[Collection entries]
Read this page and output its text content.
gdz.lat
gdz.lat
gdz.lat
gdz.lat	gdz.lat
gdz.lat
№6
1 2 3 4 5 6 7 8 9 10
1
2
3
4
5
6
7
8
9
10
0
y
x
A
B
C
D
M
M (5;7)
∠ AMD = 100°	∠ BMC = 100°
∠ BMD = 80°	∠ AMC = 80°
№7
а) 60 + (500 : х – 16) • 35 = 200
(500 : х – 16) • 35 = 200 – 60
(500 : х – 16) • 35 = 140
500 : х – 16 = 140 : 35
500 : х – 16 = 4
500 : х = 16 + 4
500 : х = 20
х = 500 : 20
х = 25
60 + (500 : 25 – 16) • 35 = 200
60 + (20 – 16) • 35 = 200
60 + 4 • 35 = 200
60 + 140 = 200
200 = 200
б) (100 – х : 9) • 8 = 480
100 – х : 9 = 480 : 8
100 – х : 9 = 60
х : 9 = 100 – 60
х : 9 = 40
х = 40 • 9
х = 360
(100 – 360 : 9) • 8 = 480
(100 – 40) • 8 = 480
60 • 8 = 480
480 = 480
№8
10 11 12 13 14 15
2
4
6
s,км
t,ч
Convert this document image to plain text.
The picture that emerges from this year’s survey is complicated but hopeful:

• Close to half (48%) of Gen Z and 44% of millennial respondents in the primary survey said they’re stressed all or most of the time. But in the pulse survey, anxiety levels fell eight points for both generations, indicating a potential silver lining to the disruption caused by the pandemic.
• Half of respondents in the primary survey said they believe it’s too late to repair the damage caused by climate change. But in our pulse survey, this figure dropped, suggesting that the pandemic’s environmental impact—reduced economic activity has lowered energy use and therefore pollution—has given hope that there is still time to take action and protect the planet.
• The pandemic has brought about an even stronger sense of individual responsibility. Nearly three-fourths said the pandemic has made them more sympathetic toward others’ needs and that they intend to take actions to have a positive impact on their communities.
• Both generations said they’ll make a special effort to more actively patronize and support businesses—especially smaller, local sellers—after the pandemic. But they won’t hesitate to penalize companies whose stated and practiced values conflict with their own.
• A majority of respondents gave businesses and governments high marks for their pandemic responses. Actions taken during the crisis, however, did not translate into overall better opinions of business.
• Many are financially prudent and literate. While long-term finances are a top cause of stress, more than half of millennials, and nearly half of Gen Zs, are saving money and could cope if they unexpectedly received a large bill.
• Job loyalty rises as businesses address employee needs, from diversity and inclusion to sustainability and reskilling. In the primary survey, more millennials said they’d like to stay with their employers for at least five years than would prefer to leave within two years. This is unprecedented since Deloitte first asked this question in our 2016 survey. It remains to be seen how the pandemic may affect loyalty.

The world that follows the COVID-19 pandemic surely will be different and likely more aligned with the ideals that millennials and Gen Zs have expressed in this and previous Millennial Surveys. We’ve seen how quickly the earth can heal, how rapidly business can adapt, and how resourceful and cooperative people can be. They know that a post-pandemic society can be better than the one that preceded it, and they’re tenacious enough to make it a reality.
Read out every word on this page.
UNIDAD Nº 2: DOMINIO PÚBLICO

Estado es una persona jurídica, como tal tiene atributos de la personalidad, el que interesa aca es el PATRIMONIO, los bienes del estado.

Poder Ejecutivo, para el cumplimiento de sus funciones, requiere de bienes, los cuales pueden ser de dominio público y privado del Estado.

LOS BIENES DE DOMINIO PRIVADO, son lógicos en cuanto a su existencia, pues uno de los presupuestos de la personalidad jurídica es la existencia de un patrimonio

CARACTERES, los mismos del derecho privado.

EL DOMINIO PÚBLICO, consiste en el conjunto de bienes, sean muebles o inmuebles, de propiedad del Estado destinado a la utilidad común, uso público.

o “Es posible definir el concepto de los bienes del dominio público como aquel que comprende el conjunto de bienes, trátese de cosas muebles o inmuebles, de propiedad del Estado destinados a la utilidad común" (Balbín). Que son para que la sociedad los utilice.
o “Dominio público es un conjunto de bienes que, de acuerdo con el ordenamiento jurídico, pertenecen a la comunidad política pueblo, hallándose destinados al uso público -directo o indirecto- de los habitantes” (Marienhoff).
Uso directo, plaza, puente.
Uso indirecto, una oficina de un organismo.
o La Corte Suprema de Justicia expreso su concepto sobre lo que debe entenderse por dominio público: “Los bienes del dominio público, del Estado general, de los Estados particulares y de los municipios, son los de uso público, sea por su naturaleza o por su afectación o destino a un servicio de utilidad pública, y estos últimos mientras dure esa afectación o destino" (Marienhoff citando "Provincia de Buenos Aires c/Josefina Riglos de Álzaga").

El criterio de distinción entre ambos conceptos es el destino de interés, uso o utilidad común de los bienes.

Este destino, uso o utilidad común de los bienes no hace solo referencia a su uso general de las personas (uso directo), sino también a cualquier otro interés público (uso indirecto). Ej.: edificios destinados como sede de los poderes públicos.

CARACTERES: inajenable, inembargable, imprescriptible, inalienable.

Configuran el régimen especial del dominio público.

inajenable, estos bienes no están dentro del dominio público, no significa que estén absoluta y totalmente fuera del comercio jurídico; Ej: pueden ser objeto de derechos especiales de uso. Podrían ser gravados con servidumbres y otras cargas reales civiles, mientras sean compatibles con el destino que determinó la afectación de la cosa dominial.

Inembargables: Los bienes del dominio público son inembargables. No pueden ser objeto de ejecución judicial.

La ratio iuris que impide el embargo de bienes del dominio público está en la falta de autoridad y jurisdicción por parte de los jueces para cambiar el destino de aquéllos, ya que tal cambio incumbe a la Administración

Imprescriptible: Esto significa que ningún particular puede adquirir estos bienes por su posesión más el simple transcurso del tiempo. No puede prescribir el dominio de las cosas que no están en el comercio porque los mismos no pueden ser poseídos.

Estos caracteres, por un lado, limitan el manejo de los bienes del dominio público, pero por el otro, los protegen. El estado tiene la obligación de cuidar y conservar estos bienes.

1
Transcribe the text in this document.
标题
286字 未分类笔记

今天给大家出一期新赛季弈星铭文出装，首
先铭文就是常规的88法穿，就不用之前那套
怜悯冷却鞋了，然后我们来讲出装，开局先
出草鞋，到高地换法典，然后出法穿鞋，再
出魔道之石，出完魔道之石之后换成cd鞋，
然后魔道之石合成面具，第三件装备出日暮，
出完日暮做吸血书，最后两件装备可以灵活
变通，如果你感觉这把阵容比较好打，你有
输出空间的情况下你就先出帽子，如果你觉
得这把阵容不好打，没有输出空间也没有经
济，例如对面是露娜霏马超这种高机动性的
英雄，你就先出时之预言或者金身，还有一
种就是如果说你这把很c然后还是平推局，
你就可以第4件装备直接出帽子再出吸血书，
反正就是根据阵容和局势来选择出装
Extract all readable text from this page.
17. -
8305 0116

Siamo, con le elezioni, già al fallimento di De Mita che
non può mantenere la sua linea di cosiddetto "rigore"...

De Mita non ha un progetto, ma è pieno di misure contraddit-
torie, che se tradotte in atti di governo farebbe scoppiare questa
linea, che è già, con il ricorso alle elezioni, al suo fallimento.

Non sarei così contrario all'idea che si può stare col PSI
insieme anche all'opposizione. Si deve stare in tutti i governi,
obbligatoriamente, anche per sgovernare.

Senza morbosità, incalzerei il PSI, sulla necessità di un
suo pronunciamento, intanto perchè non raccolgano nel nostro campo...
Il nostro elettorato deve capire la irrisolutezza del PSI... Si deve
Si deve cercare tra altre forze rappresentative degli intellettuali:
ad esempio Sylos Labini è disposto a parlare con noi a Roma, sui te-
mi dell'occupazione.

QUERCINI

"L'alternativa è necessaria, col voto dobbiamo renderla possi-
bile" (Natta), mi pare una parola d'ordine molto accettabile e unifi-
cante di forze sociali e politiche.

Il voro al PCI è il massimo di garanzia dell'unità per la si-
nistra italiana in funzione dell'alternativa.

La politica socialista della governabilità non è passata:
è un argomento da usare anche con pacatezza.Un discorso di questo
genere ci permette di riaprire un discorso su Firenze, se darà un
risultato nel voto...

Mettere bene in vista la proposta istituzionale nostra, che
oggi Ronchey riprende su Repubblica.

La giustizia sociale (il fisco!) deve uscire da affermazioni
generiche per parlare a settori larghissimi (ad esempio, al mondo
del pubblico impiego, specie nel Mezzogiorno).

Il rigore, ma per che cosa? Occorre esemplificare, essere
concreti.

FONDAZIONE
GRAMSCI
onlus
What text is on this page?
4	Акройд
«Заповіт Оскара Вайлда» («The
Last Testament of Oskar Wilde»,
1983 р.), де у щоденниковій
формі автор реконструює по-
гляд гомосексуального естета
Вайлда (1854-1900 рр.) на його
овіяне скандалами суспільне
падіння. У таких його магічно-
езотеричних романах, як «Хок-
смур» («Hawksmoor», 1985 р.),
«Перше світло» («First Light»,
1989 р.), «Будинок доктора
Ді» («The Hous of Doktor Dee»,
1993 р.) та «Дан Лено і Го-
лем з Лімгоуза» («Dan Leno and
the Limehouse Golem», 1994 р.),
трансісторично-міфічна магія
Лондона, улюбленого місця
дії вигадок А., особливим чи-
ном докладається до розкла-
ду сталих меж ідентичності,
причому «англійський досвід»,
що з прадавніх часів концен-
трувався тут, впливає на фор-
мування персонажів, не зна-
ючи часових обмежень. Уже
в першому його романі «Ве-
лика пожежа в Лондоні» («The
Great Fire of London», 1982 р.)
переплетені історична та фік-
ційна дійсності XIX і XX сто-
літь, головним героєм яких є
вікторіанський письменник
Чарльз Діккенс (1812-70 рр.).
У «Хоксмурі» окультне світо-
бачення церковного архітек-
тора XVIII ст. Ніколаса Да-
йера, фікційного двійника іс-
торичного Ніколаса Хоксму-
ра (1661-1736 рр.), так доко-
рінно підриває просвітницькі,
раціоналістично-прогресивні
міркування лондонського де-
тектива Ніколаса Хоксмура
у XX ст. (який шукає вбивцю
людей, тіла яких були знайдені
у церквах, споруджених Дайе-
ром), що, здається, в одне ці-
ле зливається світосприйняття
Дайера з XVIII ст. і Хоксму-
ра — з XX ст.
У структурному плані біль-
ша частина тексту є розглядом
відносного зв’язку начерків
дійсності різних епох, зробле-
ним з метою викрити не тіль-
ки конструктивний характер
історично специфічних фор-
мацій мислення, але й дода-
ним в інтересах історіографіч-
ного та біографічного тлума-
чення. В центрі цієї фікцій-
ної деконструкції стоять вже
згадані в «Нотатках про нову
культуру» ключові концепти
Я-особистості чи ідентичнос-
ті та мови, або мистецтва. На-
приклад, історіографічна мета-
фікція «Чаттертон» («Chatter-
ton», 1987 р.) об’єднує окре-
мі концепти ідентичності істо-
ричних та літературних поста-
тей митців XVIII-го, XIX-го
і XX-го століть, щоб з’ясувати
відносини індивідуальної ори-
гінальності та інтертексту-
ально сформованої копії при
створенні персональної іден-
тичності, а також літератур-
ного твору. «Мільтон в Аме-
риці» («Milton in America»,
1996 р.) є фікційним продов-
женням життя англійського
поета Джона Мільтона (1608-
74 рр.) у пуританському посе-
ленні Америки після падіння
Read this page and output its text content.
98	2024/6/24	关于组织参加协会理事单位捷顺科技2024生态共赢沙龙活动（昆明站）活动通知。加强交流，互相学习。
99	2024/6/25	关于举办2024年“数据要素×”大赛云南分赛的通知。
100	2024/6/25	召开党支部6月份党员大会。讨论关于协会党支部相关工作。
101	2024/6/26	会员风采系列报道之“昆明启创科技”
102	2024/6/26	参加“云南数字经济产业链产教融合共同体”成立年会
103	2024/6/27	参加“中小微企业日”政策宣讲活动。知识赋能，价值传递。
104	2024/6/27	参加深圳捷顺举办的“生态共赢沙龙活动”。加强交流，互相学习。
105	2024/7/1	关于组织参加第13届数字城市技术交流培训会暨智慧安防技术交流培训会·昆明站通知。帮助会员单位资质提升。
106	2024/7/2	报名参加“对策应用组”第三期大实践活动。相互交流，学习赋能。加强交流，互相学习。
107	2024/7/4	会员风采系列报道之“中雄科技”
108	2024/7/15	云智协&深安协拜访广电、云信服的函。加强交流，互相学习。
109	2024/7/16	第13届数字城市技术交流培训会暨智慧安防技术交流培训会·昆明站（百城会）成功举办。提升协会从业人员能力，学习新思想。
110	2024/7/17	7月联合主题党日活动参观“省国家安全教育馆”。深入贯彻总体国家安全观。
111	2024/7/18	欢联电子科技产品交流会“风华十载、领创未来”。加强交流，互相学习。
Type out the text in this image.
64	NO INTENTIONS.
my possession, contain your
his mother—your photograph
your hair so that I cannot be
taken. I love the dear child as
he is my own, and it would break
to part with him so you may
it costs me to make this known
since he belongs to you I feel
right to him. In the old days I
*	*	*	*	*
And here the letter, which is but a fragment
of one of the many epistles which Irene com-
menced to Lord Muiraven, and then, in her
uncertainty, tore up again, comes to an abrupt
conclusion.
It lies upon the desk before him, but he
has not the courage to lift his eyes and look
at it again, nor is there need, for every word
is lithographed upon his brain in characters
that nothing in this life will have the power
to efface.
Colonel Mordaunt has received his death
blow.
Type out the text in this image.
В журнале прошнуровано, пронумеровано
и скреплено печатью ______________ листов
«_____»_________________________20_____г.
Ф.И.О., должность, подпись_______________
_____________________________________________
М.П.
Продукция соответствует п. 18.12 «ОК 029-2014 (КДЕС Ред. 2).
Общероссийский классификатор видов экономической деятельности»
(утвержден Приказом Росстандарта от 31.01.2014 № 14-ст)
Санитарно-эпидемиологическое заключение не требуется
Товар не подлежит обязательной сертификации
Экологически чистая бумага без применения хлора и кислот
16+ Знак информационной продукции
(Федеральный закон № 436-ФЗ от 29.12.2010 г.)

Problem description
From the material above, count the lines that include "加强交流" and give only the total.

Task response
5